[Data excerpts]
□ □ □ □ □ □ □

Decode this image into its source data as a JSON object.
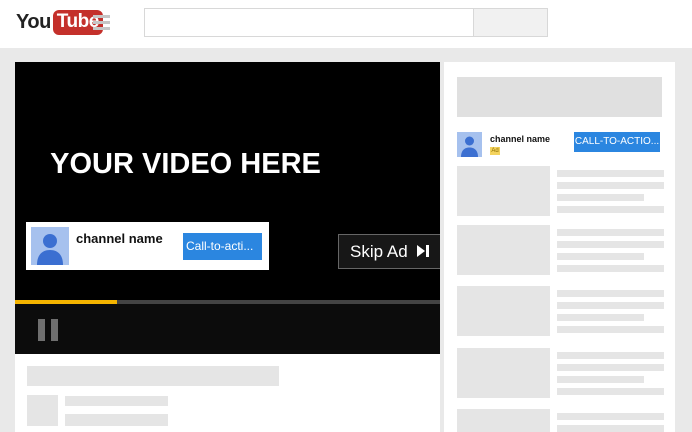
{
  "header": {
    "logo_you": "You",
    "logo_tube": "Tube",
    "search_placeholder": ""
  },
  "player": {
    "video_title": "YOUR VIDEO HERE",
    "overlay": {
      "channel_name": "channel name",
      "cta_label": "Call-to-acti..."
    },
    "skip_ad_label": "Skip Ad",
    "progress_fraction": 0.24
  },
  "sidebar": {
    "channel_name": "channel name",
    "ad_badge": "Ad",
    "cta_label": "CALL-TO-ACTIO..."
  },
  "colors": {
    "brand_red": "#c4302b",
    "cta_blue": "#2b86e0",
    "progress_yellow": "#f4b400",
    "placeholder_gray": "#e5e5e5"
  },
  "icons": {
    "skip": "skip-next-icon",
    "pause": "pause-icon",
    "avatar": "user-avatar-icon",
    "menu": "hamburger-menu-icon"
  }
}
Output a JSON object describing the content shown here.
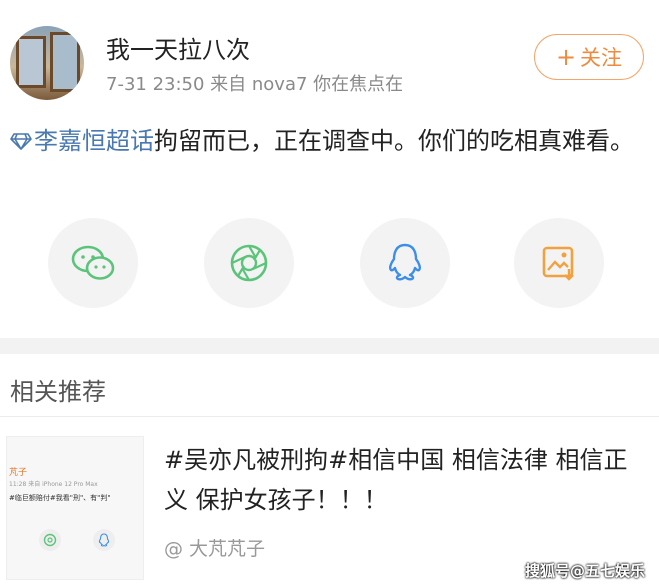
{
  "post": {
    "username": "我一天拉八次",
    "meta": "7-31 23:50  来自 nova7 你在焦点在",
    "follow_label": "关注",
    "topic": "李嘉恒超话",
    "body_text": "拘留而已，正在调查中。你们的吃相真难看。",
    "share_icons": [
      "wechat-icon",
      "moments-icon",
      "qq-icon",
      "save-image-icon"
    ]
  },
  "related": {
    "title": "相关推荐",
    "card": {
      "title": "#吴亦凡被刑拘#相信中国 相信法律 相信正义 保护女孩子！！！",
      "source": "@ 大芃芃子",
      "thumb_name": "芃子",
      "thumb_meta": "11:28  来自 iPhone 12 Pro Max",
      "thumb_text": "#临巨额赔付#我看\"刑\"、有\"判\""
    }
  },
  "watermark": "搜狐号@五七娱乐",
  "colors": {
    "accent_orange": "#f08a3c",
    "link_blue": "#4a78b0",
    "wechat_green": "#5cc47a",
    "qq_blue": "#3d8ee8",
    "save_orange": "#f2a13f"
  }
}
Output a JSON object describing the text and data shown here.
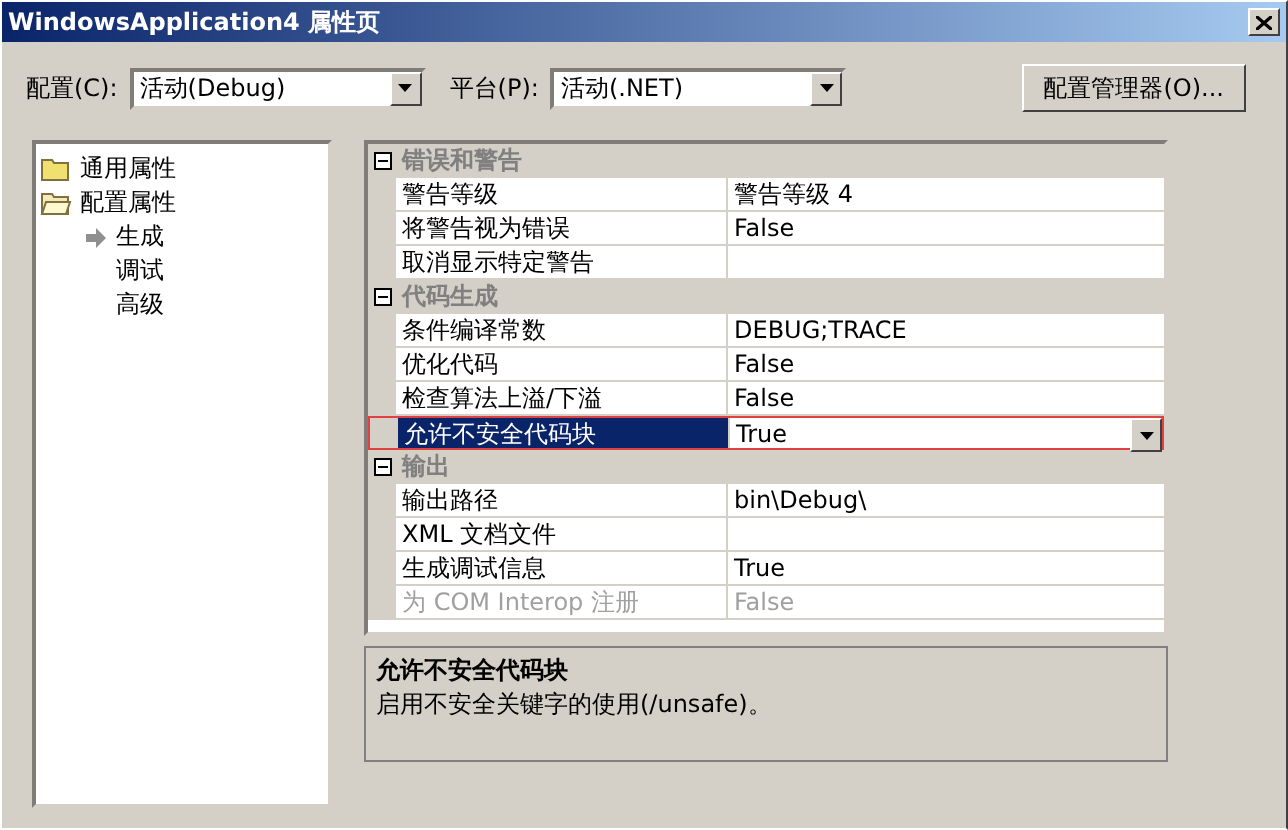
{
  "window": {
    "title": "WindowsApplication4 属性页"
  },
  "toolbar": {
    "config_label": "配置(C):",
    "config_value": "活动(Debug)",
    "platform_label": "平台(P):",
    "platform_value": "活动(.NET)",
    "manager_button": "配置管理器(O)..."
  },
  "tree": [
    {
      "label": "通用属性",
      "kind": "folder",
      "expanded": false
    },
    {
      "label": "配置属性",
      "kind": "folder",
      "expanded": true,
      "children": [
        {
          "label": "生成",
          "selected": true
        },
        {
          "label": "调试",
          "selected": false
        },
        {
          "label": "高级",
          "selected": false
        }
      ]
    }
  ],
  "property_grid": [
    {
      "category": "错误和警告",
      "expanded": true,
      "rows": [
        {
          "name": "警告等级",
          "value": "警告等级 4",
          "selected": false,
          "disabled": false
        },
        {
          "name": "将警告视为错误",
          "value": "False",
          "selected": false,
          "disabled": false
        },
        {
          "name": "取消显示特定警告",
          "selected": false,
          "disabled": false
        }
      ]
    },
    {
      "category": "代码生成",
      "expanded": true,
      "rows": [
        {
          "name": "条件编译常数",
          "value": "DEBUG;TRACE",
          "selected": false,
          "disabled": false
        },
        {
          "name": "优化代码",
          "value": "False",
          "selected": false,
          "disabled": false
        },
        {
          "name": "检查算法上溢/下溢",
          "value": "False",
          "selected": false,
          "disabled": false
        },
        {
          "name": "允许不安全代码块",
          "value": "True",
          "selected": true,
          "disabled": false
        }
      ]
    },
    {
      "category": "输出",
      "expanded": true,
      "rows": [
        {
          "name": "输出路径",
          "value": "bin\\Debug\\",
          "selected": false,
          "disabled": false
        },
        {
          "name": "XML 文档文件",
          "selected": false,
          "disabled": false
        },
        {
          "name": "生成调试信息",
          "value": "True",
          "selected": false,
          "disabled": false
        },
        {
          "name": "为 COM Interop 注册",
          "value": "False",
          "selected": false,
          "disabled": true
        }
      ]
    }
  ],
  "description": {
    "title": "允许不安全代码块",
    "text": "启用不安全关键字的使用(/unsafe)。"
  }
}
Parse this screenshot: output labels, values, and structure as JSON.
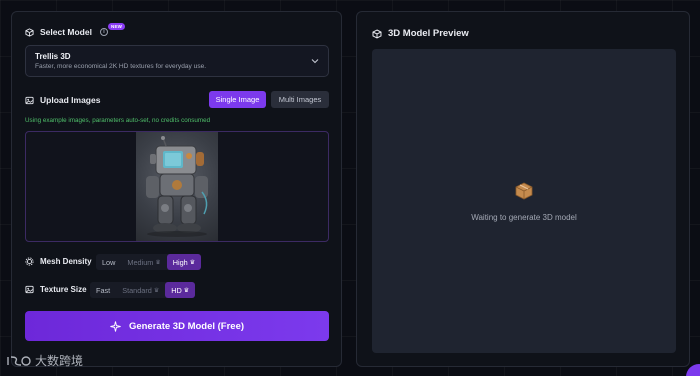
{
  "left": {
    "select_model": {
      "label": "Select Model",
      "badge": "NEW",
      "model_name": "Trellis 3D",
      "model_description": "Faster, more economical 2K HD textures for everyday use."
    },
    "upload": {
      "label": "Upload Images",
      "single_label": "Single Image",
      "multi_label": "Multi Images",
      "note": "Using example images, parameters auto-set, no credits consumed"
    },
    "mesh_density": {
      "label": "Mesh Density",
      "options": [
        "Low",
        "Medium",
        "High"
      ],
      "selected": "High"
    },
    "texture_size": {
      "label": "Texture Size",
      "options": [
        "Fast",
        "Standard",
        "HD"
      ],
      "selected": "HD"
    },
    "generate_label": "Generate 3D Model (Free)"
  },
  "right": {
    "title": "3D Model Preview",
    "waiting_text": "Waiting to generate 3D model"
  },
  "watermark_text": "大数跨境",
  "colors": {
    "accent": "#7c3aed",
    "badge": "#8b3cf6",
    "note_green": "#4fbf6a",
    "background": "#0b0d14"
  }
}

□ □ □ □ □ □ □

**Given instruction:**
Leave every image out, and retype the material exactly.

**Result:**
Decode this image into its source data as a JSON object.
{
  "header": {
    "logo_you": "You",
    "logo_tube": "Tube",
    "search_placeholder": ""
  },
  "player": {
    "video_title": "YOUR VIDEO HERE",
    "overlay": {
      "channel_name": "channel name",
      "cta_label": "Call-to-acti..."
    },
    "skip_ad_label": "Skip Ad",
    "progress_fraction": 0.24
  },
  "sidebar": {
    "channel_name": "channel name",
    "ad_badge": "Ad",
    "cta_label": "CALL-TO-ACTIO..."
  },
  "colors": {
    "brand_red": "#c4302b",
    "cta_blue": "#2b86e0",
    "progress_yellow": "#f4b400",
    "placeholder_gray": "#e5e5e5"
  },
  "icons": {
    "skip": "skip-next-icon",
    "pause": "pause-icon",
    "avatar": "user-avatar-icon",
    "menu": "hamburger-menu-icon"
  }
}
Output a JSON object describing the content shown here.
{
  "post": {
    "username": "我一天拉八次",
    "meta": "7-31 23:50  来自 nova7 你在焦点在",
    "follow_label": "关注",
    "topic": "李嘉恒超话",
    "body_text": "拘留而已，正在调查中。你们的吃相真难看。",
    "share_icons": [
      "wechat-icon",
      "moments-icon",
      "qq-icon",
      "save-image-icon"
    ]
  },
  "related": {
    "title": "相关推荐",
    "card": {
      "title": "#吴亦凡被刑拘#相信中国 相信法律 相信正义 保护女孩子！！！",
      "source": "@ 大芃芃子",
      "thumb_name": "芃子",
      "thumb_meta": "11:28  来自 iPhone 12 Pro Max",
      "thumb_text": "#临巨额赔付#我看\"刑\"、有\"判\""
    }
  },
  "watermark": "搜狐号@五七娱乐",
  "colors": {
    "accent_orange": "#f08a3c",
    "link_blue": "#4a78b0",
    "wechat_green": "#5cc47a",
    "qq_blue": "#3d8ee8",
    "save_orange": "#f2a13f"
  }
}
Output a JSON object describing the text and data shown here.
{
  "window": {
    "title": "WindowsApplication4 属性页"
  },
  "toolbar": {
    "config_label": "配置(C):",
    "config_value": "活动(Debug)",
    "platform_label": "平台(P):",
    "platform_value": "活动(.NET)",
    "manager_button": "配置管理器(O)..."
  },
  "tree": [
    {
      "label": "通用属性",
      "kind": "folder",
      "expanded": false
    },
    {
      "label": "配置属性",
      "kind": "folder",
      "expanded": true,
      "children": [
        {
          "label": "生成",
          "selected": true
        },
        {
          "label": "调试",
          "selected": false
        },
        {
          "label": "高级",
          "selected": false
        }
      ]
    }
  ],
  "property_grid": [
    {
      "category": "错误和警告",
      "expanded": true,
      "rows": [
        {
          "name": "警告等级",
          "value": "警告等级 4",
          "selected": false,
          "disabled": false
        },
        {
          "name": "将警告视为错误",
          "value": "False",
          "selected": false,
          "disabled": false
        },
        {
          "name": "取消显示特定警告",
          "selected": false,
          "disabled": false
        }
      ]
    },
    {
      "category": "代码生成",
      "expanded": true,
      "rows": [
        {
          "name": "条件编译常数",
          "value": "DEBUG;TRACE",
          "selected": false,
          "disabled": false
        },
        {
          "name": "优化代码",
          "value": "False",
          "selected": false,
          "disabled": false
        },
        {
          "name": "检查算法上溢/下溢",
          "value": "False",
          "selected": false,
          "disabled": false
        },
        {
          "name": "允许不安全代码块",
          "value": "True",
          "selected": true,
          "disabled": false
        }
      ]
    },
    {
      "category": "输出",
      "expanded": true,
      "rows": [
        {
          "name": "输出路径",
          "value": "bin\\Debug\\",
          "selected": false,
          "disabled": false
        },
        {
          "name": "XML 文档文件",
          "selected": false,
          "disabled": false
        },
        {
          "name": "生成调试信息",
          "value": "True",
          "selected": false,
          "disabled": false
        },
        {
          "name": "为 COM Interop 注册",
          "value": "False",
          "selected": false,
          "disabled": true
        }
      ]
    }
  ],
  "description": {
    "title": "允许不安全代码块",
    "text": "启用不安全关键字的使用(/unsafe)。"
  }
}
Parse this screenshot: output labels, values, and structure as JSON.
{
  "left": {
    "select_model": {
      "label": "Select Model",
      "badge": "NEW",
      "model_name": "Trellis 3D",
      "model_description": "Faster, more economical 2K HD textures for everyday use."
    },
    "upload": {
      "label": "Upload Images",
      "single_label": "Single Image",
      "multi_label": "Multi Images",
      "note": "Using example images, parameters auto-set, no credits consumed"
    },
    "mesh_density": {
      "label": "Mesh Density",
      "options": [
        "Low",
        "Medium",
        "High"
      ],
      "selected": "High"
    },
    "texture_size": {
      "label": "Texture Size",
      "options": [
        "Fast",
        "Standard",
        "HD"
      ],
      "selected": "HD"
    },
    "generate_label": "Generate 3D Model (Free)"
  },
  "right": {
    "title": "3D Model Preview",
    "waiting_text": "Waiting to generate 3D model"
  },
  "watermark_text": "大数跨境",
  "colors": {
    "accent": "#7c3aed",
    "badge": "#8b3cf6",
    "note_green": "#4fbf6a",
    "background": "#0b0d14"
  }
}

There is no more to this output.